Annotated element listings
— BEGIN —

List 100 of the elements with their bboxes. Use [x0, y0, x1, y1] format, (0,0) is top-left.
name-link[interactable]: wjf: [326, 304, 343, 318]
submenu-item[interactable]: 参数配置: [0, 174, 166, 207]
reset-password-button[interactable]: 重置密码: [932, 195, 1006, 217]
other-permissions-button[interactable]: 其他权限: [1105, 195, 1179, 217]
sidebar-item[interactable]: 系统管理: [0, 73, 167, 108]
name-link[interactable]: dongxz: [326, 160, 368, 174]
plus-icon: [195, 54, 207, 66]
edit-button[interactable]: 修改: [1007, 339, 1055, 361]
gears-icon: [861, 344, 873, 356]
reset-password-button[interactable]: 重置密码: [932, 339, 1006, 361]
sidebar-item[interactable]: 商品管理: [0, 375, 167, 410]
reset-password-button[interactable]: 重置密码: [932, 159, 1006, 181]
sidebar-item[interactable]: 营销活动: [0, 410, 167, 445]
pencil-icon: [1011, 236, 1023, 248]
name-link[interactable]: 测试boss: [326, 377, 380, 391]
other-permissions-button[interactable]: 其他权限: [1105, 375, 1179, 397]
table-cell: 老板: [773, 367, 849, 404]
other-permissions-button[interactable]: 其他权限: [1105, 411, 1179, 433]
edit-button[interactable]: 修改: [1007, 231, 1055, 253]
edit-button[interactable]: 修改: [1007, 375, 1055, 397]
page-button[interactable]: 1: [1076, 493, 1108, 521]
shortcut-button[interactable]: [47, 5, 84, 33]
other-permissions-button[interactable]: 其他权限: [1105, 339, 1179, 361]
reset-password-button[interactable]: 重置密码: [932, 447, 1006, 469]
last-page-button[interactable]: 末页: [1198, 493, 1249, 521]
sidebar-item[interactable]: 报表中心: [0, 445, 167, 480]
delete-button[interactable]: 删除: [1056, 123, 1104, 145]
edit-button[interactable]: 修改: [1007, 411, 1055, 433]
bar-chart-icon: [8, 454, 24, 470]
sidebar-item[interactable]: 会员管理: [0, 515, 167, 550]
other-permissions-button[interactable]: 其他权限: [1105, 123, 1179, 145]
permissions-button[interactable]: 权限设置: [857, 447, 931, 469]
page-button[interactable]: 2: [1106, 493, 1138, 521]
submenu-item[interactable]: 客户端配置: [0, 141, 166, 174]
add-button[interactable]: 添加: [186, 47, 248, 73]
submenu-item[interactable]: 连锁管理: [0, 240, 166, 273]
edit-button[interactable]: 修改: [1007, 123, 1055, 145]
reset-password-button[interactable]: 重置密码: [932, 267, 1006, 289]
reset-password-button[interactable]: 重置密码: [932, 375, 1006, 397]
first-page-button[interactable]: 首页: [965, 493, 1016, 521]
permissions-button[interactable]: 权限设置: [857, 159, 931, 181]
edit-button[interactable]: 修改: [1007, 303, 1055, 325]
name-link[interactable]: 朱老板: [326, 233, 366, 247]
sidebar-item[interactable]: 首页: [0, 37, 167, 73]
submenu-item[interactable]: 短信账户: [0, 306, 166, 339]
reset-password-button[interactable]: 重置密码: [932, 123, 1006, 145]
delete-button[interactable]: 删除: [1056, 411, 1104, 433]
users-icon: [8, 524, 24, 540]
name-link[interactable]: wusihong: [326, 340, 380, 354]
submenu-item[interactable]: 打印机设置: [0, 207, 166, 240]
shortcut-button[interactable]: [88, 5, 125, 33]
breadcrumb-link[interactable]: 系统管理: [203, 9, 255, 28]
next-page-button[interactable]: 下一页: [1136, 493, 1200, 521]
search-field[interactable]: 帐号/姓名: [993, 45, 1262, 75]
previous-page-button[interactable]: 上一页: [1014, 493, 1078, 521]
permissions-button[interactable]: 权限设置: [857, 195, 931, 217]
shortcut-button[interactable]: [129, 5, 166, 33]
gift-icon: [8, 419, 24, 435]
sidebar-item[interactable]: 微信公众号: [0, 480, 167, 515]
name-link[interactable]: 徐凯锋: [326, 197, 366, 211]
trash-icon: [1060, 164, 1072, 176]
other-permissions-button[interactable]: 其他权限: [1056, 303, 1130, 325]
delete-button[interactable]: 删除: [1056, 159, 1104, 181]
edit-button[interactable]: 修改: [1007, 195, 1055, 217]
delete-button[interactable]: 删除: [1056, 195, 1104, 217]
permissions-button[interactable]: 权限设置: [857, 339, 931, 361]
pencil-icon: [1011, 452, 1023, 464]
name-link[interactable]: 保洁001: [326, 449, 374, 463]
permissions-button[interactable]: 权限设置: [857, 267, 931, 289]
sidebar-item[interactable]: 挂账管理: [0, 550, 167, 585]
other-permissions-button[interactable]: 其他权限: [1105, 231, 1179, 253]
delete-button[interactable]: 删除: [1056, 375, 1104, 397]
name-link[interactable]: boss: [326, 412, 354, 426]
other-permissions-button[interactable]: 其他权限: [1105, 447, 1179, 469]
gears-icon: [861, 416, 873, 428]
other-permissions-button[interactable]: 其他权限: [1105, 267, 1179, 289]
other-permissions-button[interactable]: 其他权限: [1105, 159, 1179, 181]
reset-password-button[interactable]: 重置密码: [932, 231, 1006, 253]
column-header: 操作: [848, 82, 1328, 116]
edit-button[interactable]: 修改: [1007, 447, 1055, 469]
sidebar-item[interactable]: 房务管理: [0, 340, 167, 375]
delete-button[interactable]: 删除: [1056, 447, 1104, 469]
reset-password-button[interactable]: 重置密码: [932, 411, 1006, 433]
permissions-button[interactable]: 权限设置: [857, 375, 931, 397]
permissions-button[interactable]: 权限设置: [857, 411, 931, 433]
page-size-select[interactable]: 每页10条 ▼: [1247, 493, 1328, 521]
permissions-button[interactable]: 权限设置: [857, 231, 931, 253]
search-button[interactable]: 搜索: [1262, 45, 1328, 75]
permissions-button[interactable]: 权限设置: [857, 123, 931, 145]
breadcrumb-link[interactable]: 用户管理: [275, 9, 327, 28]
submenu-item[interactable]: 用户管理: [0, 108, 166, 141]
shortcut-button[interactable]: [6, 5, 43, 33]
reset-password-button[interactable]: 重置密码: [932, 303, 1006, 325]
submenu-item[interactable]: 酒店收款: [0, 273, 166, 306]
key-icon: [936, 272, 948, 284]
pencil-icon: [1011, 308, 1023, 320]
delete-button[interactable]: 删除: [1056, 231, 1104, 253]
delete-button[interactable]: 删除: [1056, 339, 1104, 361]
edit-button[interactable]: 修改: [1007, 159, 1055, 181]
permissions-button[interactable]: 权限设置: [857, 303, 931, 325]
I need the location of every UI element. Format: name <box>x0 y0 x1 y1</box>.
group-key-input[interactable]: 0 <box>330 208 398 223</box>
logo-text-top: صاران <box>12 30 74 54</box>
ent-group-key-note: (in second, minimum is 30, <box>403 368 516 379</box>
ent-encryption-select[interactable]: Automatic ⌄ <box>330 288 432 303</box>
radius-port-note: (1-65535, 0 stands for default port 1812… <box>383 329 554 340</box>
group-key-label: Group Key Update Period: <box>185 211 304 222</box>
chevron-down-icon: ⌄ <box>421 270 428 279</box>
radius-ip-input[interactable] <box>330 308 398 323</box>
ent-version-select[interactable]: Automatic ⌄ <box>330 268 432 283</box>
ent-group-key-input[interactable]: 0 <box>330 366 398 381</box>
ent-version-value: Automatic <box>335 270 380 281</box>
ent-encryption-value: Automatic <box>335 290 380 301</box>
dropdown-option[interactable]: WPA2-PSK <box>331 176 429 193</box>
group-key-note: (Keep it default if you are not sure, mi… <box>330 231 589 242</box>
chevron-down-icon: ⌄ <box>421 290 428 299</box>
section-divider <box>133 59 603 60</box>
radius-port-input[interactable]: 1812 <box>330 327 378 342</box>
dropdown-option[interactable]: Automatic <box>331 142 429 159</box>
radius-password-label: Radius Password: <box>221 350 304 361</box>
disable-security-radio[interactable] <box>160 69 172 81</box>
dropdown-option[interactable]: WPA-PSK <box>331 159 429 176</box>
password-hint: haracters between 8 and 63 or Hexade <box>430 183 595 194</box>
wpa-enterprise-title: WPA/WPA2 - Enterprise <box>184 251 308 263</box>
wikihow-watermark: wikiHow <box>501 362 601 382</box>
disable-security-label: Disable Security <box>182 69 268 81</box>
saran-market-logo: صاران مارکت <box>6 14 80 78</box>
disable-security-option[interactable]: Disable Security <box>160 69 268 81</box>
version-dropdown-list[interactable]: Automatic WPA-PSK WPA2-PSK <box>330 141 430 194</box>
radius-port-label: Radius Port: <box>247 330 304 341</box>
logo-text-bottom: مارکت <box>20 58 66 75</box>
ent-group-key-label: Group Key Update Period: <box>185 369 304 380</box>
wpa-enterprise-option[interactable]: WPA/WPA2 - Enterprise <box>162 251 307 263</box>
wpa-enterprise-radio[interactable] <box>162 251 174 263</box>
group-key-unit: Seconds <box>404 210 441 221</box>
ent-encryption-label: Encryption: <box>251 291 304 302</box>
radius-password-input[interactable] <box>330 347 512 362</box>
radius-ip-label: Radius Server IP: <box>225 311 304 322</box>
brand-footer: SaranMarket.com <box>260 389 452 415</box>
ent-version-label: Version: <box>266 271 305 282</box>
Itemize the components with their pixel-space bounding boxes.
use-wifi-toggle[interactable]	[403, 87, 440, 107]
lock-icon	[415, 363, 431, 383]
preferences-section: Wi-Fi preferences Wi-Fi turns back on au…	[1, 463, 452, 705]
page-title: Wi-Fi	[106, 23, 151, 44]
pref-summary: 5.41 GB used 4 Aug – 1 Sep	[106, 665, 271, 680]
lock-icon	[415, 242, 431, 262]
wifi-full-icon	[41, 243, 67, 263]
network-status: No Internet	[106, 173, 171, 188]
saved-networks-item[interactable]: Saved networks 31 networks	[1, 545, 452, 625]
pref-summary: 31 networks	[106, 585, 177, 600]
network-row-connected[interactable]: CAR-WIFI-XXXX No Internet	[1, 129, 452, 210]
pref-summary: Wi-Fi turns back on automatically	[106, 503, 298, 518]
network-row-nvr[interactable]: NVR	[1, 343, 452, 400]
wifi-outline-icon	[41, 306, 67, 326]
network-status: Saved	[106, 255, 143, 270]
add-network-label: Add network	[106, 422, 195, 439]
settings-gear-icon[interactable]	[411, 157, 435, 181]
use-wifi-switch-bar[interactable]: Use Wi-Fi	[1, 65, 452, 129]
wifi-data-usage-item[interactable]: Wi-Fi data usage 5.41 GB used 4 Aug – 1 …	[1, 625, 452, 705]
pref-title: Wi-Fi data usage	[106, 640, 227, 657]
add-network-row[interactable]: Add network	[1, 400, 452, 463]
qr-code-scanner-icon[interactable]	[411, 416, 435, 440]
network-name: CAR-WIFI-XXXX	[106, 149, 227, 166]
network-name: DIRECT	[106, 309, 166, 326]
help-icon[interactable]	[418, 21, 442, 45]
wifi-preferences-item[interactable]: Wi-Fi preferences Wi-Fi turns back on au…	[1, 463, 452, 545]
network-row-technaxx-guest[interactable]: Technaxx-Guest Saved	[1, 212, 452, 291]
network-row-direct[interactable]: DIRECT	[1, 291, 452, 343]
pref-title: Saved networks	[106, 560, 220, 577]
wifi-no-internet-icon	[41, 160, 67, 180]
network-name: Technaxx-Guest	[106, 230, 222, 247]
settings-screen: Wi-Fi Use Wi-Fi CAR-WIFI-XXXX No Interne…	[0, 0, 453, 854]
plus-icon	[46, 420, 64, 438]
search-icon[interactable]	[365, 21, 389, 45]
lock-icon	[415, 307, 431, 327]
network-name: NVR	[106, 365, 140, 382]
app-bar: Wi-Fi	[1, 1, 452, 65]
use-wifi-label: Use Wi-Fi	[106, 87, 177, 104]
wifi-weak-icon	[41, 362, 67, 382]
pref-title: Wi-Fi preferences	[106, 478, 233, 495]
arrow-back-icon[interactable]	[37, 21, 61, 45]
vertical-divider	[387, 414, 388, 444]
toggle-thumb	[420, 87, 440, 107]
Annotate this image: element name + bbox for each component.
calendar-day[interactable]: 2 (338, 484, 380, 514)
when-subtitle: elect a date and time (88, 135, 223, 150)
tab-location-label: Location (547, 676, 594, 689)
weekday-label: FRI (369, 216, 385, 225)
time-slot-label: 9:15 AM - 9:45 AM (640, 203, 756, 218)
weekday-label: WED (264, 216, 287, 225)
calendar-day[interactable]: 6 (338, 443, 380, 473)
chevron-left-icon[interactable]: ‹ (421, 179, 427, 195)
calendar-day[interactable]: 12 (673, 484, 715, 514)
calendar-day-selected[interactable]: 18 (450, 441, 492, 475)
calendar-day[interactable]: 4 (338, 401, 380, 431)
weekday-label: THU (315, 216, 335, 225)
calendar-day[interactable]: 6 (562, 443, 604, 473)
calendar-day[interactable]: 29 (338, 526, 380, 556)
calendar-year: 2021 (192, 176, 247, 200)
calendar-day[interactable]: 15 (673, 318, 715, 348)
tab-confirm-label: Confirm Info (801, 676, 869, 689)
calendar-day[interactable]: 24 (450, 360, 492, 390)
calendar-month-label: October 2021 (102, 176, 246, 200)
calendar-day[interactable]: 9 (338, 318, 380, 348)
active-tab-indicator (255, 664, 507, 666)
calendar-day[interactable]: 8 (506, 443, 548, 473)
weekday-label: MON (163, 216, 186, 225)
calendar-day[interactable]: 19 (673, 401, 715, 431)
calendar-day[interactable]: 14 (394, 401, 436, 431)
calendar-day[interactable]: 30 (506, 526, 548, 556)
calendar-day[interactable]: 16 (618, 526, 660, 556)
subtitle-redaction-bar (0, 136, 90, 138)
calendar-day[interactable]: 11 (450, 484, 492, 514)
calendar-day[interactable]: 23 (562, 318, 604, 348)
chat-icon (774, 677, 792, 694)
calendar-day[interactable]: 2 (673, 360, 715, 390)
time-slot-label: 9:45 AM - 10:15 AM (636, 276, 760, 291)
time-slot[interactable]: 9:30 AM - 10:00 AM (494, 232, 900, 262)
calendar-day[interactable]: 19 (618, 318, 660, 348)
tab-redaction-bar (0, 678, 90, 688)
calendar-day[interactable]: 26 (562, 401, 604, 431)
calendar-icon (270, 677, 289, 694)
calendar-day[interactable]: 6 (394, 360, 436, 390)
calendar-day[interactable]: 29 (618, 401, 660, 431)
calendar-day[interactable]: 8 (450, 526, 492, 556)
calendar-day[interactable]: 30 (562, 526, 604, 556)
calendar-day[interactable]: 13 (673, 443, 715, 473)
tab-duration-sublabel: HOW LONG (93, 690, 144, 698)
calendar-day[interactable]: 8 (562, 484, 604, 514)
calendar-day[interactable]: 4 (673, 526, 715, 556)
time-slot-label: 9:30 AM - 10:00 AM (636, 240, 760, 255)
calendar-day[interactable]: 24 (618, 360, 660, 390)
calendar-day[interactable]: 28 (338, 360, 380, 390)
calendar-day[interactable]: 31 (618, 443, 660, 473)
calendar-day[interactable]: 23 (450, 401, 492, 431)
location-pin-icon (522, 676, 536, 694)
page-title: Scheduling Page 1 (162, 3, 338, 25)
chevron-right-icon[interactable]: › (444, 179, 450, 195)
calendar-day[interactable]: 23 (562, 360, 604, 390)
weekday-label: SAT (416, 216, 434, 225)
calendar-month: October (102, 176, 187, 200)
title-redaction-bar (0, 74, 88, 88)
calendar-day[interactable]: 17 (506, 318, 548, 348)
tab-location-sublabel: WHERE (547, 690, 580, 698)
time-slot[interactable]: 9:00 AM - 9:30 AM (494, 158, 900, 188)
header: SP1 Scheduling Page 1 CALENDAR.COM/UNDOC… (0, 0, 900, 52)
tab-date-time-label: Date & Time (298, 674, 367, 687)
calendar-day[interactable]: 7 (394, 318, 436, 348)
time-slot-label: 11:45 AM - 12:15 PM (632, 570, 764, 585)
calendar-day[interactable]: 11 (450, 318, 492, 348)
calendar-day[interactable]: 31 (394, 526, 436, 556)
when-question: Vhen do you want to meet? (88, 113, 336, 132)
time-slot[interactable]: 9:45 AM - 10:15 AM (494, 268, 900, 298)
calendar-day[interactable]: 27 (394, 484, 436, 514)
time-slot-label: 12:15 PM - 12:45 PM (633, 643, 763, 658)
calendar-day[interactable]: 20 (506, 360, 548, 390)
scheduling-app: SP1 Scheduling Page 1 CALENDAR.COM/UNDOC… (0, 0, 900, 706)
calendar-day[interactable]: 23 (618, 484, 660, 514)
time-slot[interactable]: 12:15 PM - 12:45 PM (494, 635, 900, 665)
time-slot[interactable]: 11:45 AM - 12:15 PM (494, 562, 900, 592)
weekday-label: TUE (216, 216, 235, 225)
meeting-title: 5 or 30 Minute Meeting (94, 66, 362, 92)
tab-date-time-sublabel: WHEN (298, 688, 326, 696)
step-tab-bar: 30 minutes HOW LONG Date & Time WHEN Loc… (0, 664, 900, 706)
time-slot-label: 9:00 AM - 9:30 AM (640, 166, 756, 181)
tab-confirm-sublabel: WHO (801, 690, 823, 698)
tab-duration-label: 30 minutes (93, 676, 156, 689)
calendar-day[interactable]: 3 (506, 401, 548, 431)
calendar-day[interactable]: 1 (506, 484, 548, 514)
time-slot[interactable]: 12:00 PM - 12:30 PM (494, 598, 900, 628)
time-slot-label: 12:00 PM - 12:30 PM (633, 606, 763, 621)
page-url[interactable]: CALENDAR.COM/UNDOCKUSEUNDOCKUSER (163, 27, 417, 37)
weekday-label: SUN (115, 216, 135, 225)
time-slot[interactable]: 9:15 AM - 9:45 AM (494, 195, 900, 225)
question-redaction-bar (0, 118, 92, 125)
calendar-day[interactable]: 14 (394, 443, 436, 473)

— END —

Return every line from the beginning of the material through the line that contains "reset-password-button[interactable]: 重置密码: [932, 159, 1006, 181]", that line included, copied word for word.

List 100 of the elements with their bboxes. Use [x0, y0, x1, y1] format, (0,0) is top-left.
name-link[interactable]: wjf: [326, 304, 343, 318]
submenu-item[interactable]: 参数配置: [0, 174, 166, 207]
reset-password-button[interactable]: 重置密码: [932, 195, 1006, 217]
other-permissions-button[interactable]: 其他权限: [1105, 195, 1179, 217]
sidebar-item[interactable]: 系统管理: [0, 73, 167, 108]
name-link[interactable]: dongxz: [326, 160, 368, 174]
plus-icon: [195, 54, 207, 66]
edit-button[interactable]: 修改: [1007, 339, 1055, 361]
gears-icon: [861, 344, 873, 356]
reset-password-button[interactable]: 重置密码: [932, 339, 1006, 361]
sidebar-item[interactable]: 商品管理: [0, 375, 167, 410]
reset-password-button[interactable]: 重置密码: [932, 159, 1006, 181]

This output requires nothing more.